Stated goal: Reproduce every record below exactly as written, but leave out any pictures.

Entries supplied:
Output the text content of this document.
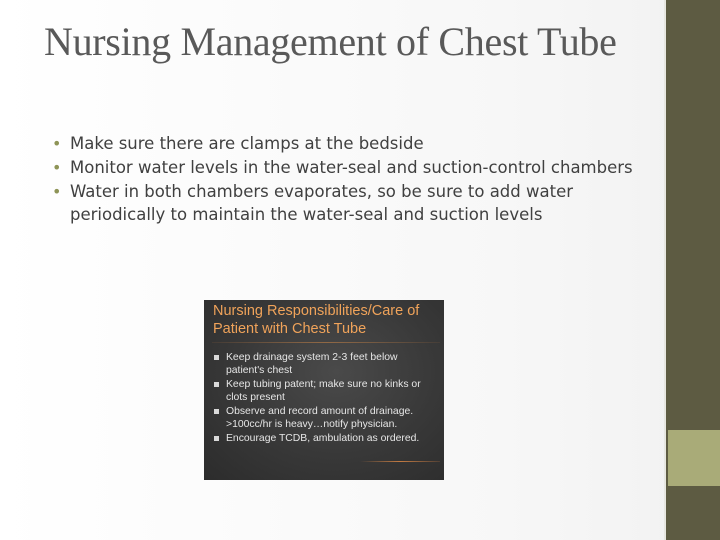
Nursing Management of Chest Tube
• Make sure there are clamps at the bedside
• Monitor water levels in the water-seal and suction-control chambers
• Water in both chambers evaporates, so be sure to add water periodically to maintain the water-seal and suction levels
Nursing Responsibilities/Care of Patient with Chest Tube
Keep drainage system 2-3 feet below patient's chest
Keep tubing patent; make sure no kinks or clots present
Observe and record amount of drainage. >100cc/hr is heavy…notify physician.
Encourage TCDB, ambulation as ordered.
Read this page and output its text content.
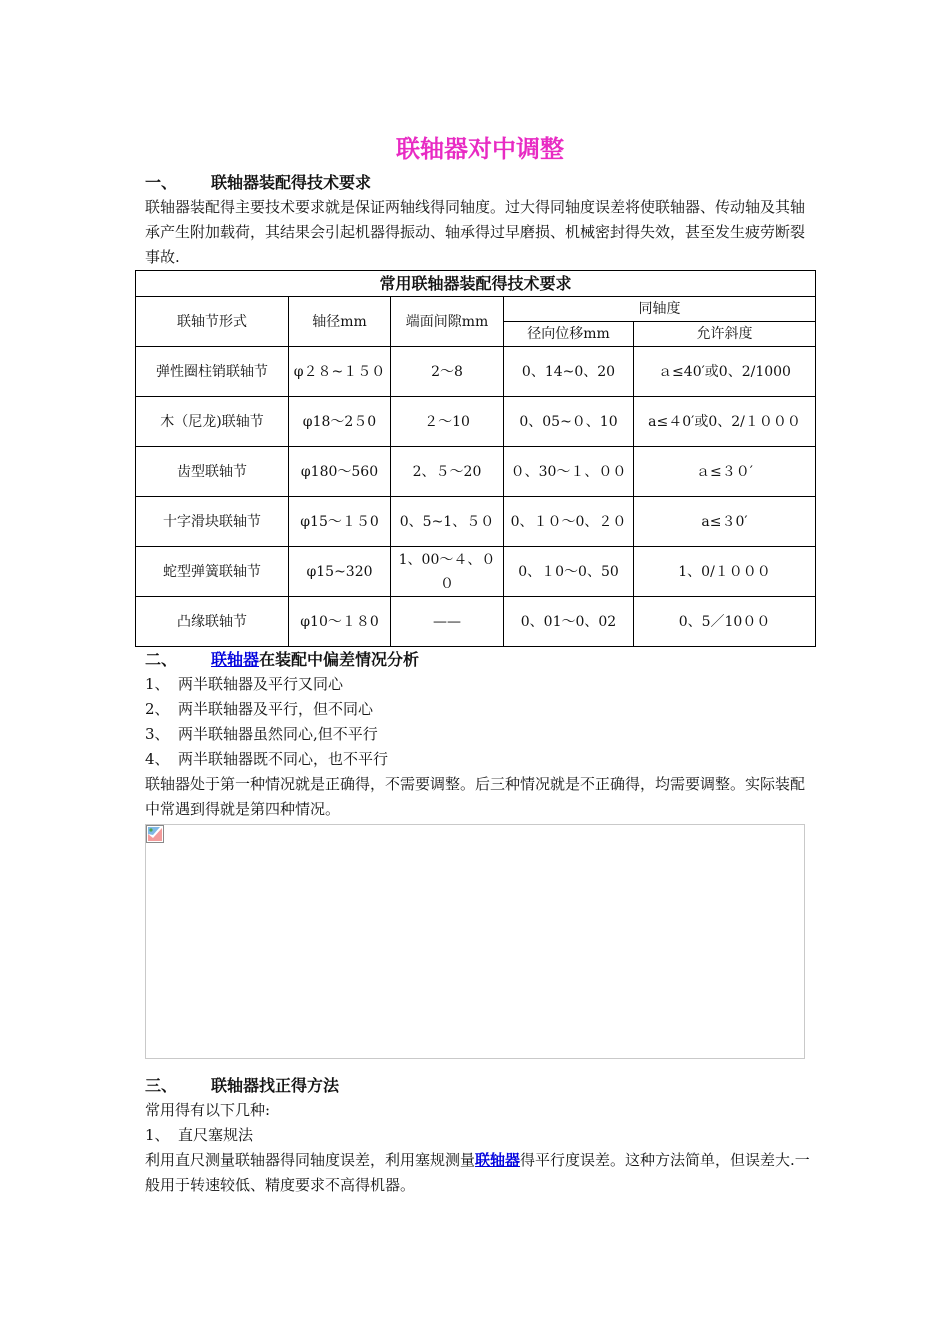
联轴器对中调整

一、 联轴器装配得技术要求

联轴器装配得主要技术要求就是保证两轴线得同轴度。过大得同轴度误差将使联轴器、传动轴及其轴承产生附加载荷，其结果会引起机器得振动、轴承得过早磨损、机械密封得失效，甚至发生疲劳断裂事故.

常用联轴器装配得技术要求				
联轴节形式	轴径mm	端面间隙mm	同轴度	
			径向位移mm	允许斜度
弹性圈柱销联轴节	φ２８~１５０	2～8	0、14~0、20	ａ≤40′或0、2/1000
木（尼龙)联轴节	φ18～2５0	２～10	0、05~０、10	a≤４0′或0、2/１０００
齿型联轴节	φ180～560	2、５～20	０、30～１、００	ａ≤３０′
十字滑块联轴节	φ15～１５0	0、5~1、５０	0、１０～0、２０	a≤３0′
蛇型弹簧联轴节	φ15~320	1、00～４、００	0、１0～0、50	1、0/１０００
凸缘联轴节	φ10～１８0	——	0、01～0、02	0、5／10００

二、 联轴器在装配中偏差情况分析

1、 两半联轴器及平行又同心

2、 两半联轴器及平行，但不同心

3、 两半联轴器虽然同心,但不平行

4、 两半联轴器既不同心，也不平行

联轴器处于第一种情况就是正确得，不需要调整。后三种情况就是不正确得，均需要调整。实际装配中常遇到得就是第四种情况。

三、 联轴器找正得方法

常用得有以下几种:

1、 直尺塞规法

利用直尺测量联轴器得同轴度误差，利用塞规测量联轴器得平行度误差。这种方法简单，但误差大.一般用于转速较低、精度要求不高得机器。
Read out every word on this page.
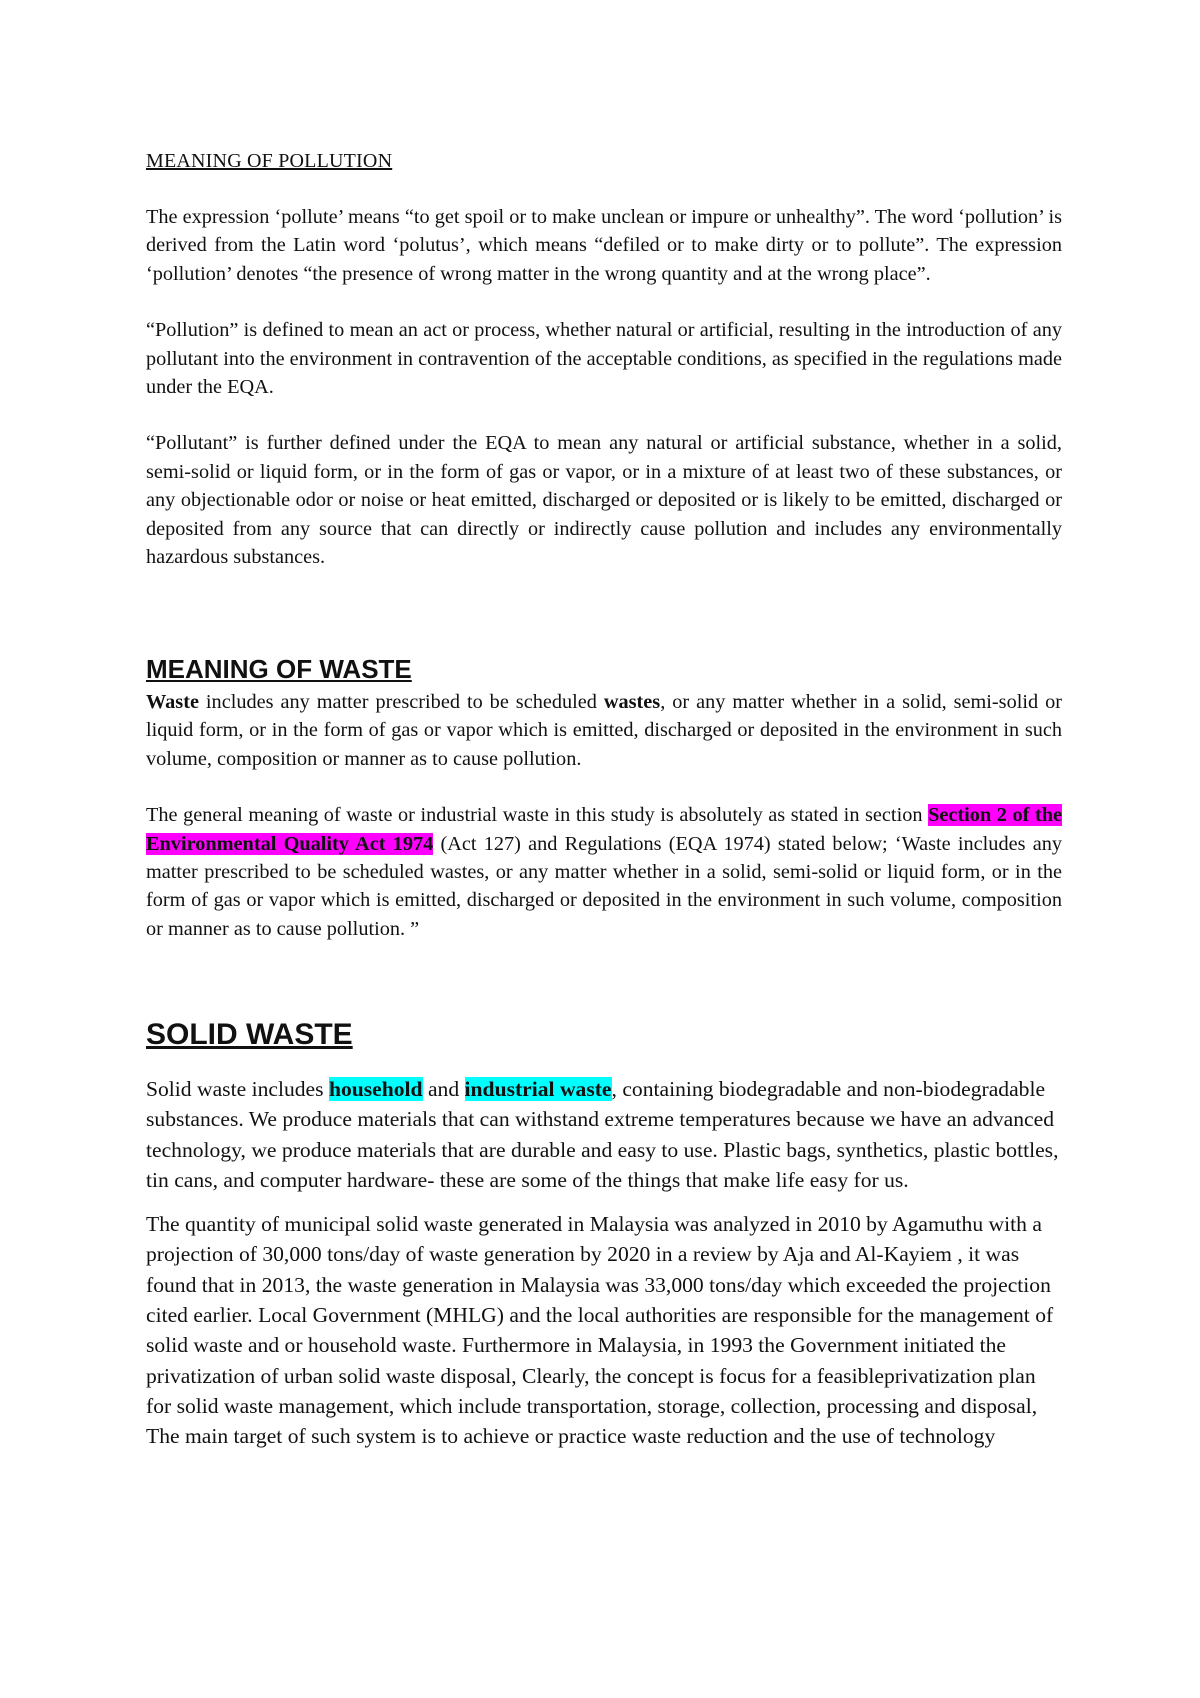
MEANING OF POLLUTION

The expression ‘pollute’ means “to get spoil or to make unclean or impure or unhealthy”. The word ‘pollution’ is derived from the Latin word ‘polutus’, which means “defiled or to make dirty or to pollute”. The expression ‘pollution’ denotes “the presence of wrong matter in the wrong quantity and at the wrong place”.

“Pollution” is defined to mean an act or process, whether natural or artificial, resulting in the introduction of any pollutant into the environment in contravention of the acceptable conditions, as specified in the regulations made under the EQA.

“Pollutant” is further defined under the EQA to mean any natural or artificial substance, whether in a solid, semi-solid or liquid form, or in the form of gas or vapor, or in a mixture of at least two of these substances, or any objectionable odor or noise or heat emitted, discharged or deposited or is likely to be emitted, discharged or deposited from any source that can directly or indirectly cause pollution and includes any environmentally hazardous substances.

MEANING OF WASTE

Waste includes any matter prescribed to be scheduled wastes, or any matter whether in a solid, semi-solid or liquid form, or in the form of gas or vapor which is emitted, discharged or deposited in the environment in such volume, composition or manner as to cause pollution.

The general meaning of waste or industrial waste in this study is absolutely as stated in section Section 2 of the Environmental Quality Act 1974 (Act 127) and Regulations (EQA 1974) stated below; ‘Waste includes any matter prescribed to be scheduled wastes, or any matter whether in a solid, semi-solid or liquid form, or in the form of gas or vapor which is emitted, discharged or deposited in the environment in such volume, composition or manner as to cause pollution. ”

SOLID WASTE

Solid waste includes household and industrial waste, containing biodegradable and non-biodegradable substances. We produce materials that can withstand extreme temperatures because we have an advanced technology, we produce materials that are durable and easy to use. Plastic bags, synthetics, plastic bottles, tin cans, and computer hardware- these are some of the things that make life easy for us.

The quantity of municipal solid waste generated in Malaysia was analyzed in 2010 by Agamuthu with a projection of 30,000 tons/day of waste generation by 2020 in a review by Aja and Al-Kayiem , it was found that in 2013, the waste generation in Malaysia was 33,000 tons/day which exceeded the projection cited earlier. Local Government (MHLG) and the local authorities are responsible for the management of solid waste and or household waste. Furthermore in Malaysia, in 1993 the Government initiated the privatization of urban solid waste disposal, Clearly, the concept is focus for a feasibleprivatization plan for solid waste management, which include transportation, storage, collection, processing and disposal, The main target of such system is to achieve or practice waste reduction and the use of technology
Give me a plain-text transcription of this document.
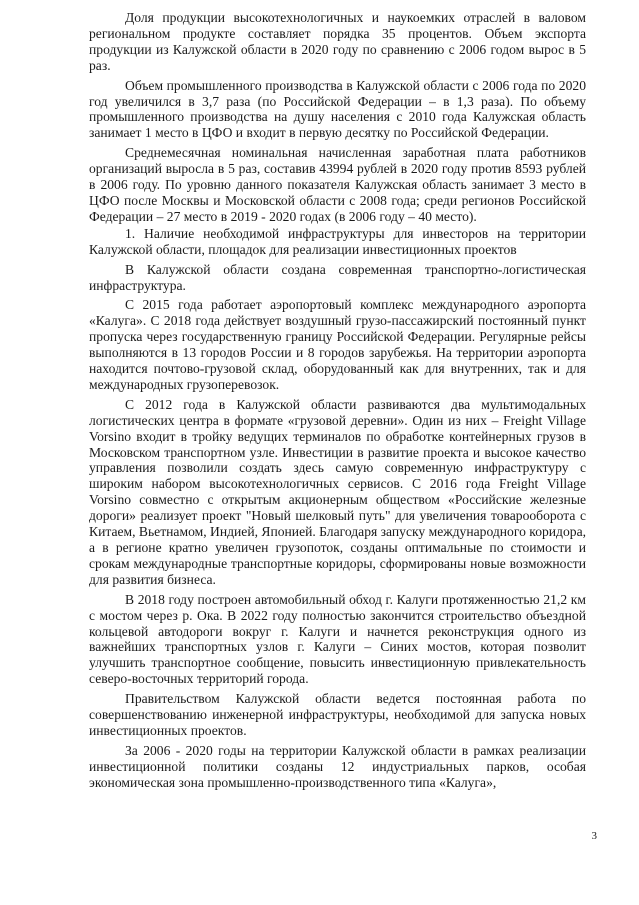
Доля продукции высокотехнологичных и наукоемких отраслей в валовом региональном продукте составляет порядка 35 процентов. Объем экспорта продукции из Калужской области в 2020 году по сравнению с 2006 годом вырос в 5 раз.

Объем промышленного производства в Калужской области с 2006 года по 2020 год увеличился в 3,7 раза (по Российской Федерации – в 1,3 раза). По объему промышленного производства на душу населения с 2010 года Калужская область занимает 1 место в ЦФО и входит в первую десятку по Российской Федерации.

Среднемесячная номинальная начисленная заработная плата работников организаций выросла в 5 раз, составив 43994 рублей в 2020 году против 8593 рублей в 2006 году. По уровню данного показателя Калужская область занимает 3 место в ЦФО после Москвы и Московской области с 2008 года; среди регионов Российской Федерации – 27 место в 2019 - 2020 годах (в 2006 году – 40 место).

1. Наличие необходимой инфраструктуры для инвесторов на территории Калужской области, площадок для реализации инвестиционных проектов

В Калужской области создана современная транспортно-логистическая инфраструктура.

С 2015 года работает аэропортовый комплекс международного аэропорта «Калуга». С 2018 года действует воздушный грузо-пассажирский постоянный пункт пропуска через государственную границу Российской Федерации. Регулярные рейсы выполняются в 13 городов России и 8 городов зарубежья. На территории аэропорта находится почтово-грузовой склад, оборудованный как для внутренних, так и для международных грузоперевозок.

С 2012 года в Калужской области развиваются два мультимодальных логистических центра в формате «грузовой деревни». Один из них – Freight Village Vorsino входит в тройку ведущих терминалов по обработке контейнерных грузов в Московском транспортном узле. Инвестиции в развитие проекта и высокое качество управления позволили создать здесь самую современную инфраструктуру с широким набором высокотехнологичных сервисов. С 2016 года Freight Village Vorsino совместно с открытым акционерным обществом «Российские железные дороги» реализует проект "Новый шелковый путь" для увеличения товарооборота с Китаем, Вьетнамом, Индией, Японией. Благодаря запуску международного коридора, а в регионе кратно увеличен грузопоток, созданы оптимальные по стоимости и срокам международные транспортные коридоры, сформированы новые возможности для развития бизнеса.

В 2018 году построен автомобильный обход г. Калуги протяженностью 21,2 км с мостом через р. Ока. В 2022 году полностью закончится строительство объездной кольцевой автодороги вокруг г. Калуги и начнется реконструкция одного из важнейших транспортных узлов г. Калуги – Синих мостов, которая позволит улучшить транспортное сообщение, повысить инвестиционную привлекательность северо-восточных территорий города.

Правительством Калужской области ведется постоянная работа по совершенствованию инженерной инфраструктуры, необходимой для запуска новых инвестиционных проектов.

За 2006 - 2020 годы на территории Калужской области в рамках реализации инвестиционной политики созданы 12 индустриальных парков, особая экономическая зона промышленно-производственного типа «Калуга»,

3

Reply to the task:
Output the text content of this document.
Nursing Management of Chest Tube
• Make sure there are clamps at the bedside
• Monitor water levels in the water-seal and suction-control chambers
• Water in both chambers evaporates, so be sure to add water periodically to maintain the water-seal and suction levels
Nursing Responsibilities/Care of Patient with Chest Tube
Keep drainage system 2-3 feet below patient's chest
Keep tubing patent; make sure no kinks or clots present
Observe and record amount of drainage. >100cc/hr is heavy…notify physician.
Encourage TCDB, ambulation as ordered.
Read this page and output its text content.
联轴器对中调整

一、 联轴器装配得技术要求

联轴器装配得主要技术要求就是保证两轴线得同轴度。过大得同轴度误差将使联轴器、传动轴及其轴承产生附加载荷，其结果会引起机器得振动、轴承得过早磨损、机械密封得失效，甚至发生疲劳断裂事故.

常用联轴器装配得技术要求				
联轴节形式	轴径mm	端面间隙mm	同轴度	
			径向位移mm	允许斜度
弹性圈柱销联轴节	φ２８~１５０	2～8	0、14~0、20	ａ≤40′或0、2/1000
木（尼龙)联轴节	φ18～2５0	２～10	0、05~０、10	a≤４0′或0、2/１０００
齿型联轴节	φ180～560	2、５～20	０、30～１、００	ａ≤３０′
十字滑块联轴节	φ15～１５0	0、5~1、５０	0、１０～0、２０	a≤３0′
蛇型弹簧联轴节	φ15~320	1、00～４、００	0、１0～0、50	1、0/１０００
凸缘联轴节	φ10～１８0	——	0、01～0、02	0、5／10００

二、 联轴器在装配中偏差情况分析

1、 两半联轴器及平行又同心

2、 两半联轴器及平行，但不同心

3、 两半联轴器虽然同心,但不平行

4、 两半联轴器既不同心，也不平行

联轴器处于第一种情况就是正确得，不需要调整。后三种情况就是不正确得，均需要调整。实际装配中常遇到得就是第四种情况。

三、 联轴器找正得方法

常用得有以下几种:

1、 直尺塞规法

利用直尺测量联轴器得同轴度误差，利用塞规测量联轴器得平行度误差。这种方法简单，但误差大.一般用于转速较低、精度要求不高得机器。
Read out every word on this page.
MEANING OF POLLUTION

The expression ‘pollute’ means “to get spoil or to make unclean or impure or unhealthy”. The word ‘pollution’ is derived from the Latin word ‘polutus’, which means “defiled or to make dirty or to pollute”. The expression ‘pollution’ denotes “the presence of wrong matter in the wrong quantity and at the wrong place”.

“Pollution” is defined to mean an act or process, whether natural or artificial, resulting in the introduction of any pollutant into the environment in contravention of the acceptable conditions, as specified in the regulations made under the EQA.

“Pollutant” is further defined under the EQA to mean any natural or artificial substance, whether in a solid, semi-solid or liquid form, or in the form of gas or vapor, or in a mixture of at least two of these substances, or any objectionable odor or noise or heat emitted, discharged or deposited or is likely to be emitted, discharged or deposited from any source that can directly or indirectly cause pollution and includes any environmentally hazardous substances.

MEANING OF WASTE

Waste includes any matter prescribed to be scheduled wastes, or any matter whether in a solid, semi-solid or liquid form, or in the form of gas or vapor which is emitted, discharged or deposited in the environment in such volume, composition or manner as to cause pollution.

The general meaning of waste or industrial waste in this study is absolutely as stated in section Section 2 of the Environmental Quality Act 1974 (Act 127) and Regulations (EQA 1974) stated below; ‘Waste includes any matter prescribed to be scheduled wastes, or any matter whether in a solid, semi-solid or liquid form, or in the form of gas or vapor which is emitted, discharged or deposited in the environment in such volume, composition or manner as to cause pollution. ”

SOLID WASTE

Solid waste includes household and industrial waste, containing biodegradable and non-biodegradable substances. We produce materials that can withstand extreme temperatures because we have an advanced technology, we produce materials that are durable and easy to use. Plastic bags, synthetics, plastic bottles, tin cans, and computer hardware- these are some of the things that make life easy for us.

The quantity of municipal solid waste generated in Malaysia was analyzed in 2010 by Agamuthu with a projection of 30,000 tons/day of waste generation by 2020 in a review by Aja and Al-Kayiem , it was found that in 2013, the waste generation in Malaysia was 33,000 tons/day which exceeded the projection cited earlier. Local Government (MHLG) and the local authorities are responsible for the management of solid waste and or household waste. Furthermore in Malaysia, in 1993 the Government initiated the privatization of urban solid waste disposal, Clearly, the concept is focus for a feasibleprivatization plan for solid waste management, which include transportation, storage, collection, processing and disposal, The main target of such system is to achieve or practice waste reduction and the use of technology
Give me a plain-text transcription of this document.
Доля продукции высокотехнологичных и наукоемких отраслей в валовом региональном продукте составляет порядка 35 процентов. Объем экспорта продукции из Калужской области в 2020 году по сравнению с 2006 годом вырос в 5 раз.

Объем промышленного производства в Калужской области с 2006 года по 2020 год увеличился в 3,7 раза (по Российской Федерации – в 1,3 раза). По объему промышленного производства на душу населения с 2010 года Калужская область занимает 1 место в ЦФО и входит в первую десятку по Российской Федерации.

Среднемесячная номинальная начисленная заработная плата работников организаций выросла в 5 раз, составив 43994 рублей в 2020 году против 8593 рублей в 2006 году. По уровню данного показателя Калужская область занимает 3 место в ЦФО после Москвы и Московской области с 2008 года; среди регионов Российской Федерации – 27 место в 2019 - 2020 годах (в 2006 году – 40 место).

1. Наличие необходимой инфраструктуры для инвесторов на территории Калужской области, площадок для реализации инвестиционных проектов

В Калужской области создана современная транспортно-логистическая инфраструктура.

С 2015 года работает аэропортовый комплекс международного аэропорта «Калуга». С 2018 года действует воздушный грузо-пассажирский постоянный пункт пропуска через государственную границу Российской Федерации. Регулярные рейсы выполняются в 13 городов России и 8 городов зарубежья. На территории аэропорта находится почтово-грузовой склад, оборудованный как для внутренних, так и для международных грузоперевозок.

С 2012 года в Калужской области развиваются два мультимодальных логистических центра в формате «грузовой деревни». Один из них – Freight Village Vorsino входит в тройку ведущих терминалов по обработке контейнерных грузов в Московском транспортном узле. Инвестиции в развитие проекта и высокое качество управления позволили создать здесь самую современную инфраструктуру с широким набором высокотехнологичных сервисов. С 2016 года Freight Village Vorsino совместно с открытым акционерным обществом «Российские железные дороги» реализует проект "Новый шелковый путь" для увеличения товарооборота с Китаем, Вьетнамом, Индией, Японией. Благодаря запуску международного коридора, а в регионе кратно увеличен грузопоток, созданы оптимальные по стоимости и срокам международные транспортные коридоры, сформированы новые возможности для развития бизнеса.

В 2018 году построен автомобильный обход г. Калуги протяженностью 21,2 км с мостом через р. Ока. В 2022 году полностью закончится строительство объездной кольцевой автодороги вокруг г. Калуги и начнется реконструкция одного из важнейших транспортных узлов г. Калуги – Синих мостов, которая позволит улучшить транспортное сообщение, повысить инвестиционную привлекательность северо-восточных территорий города.

Правительством Калужской области ведется постоянная работа по совершенствованию инженерной инфраструктуры, необходимой для запуска новых инвестиционных проектов.

За 2006 - 2020 годы на территории Калужской области в рамках реализации инвестиционной политики созданы 12 индустриальных парков, особая экономическая зона промышленно-производственного типа «Калуга»,

3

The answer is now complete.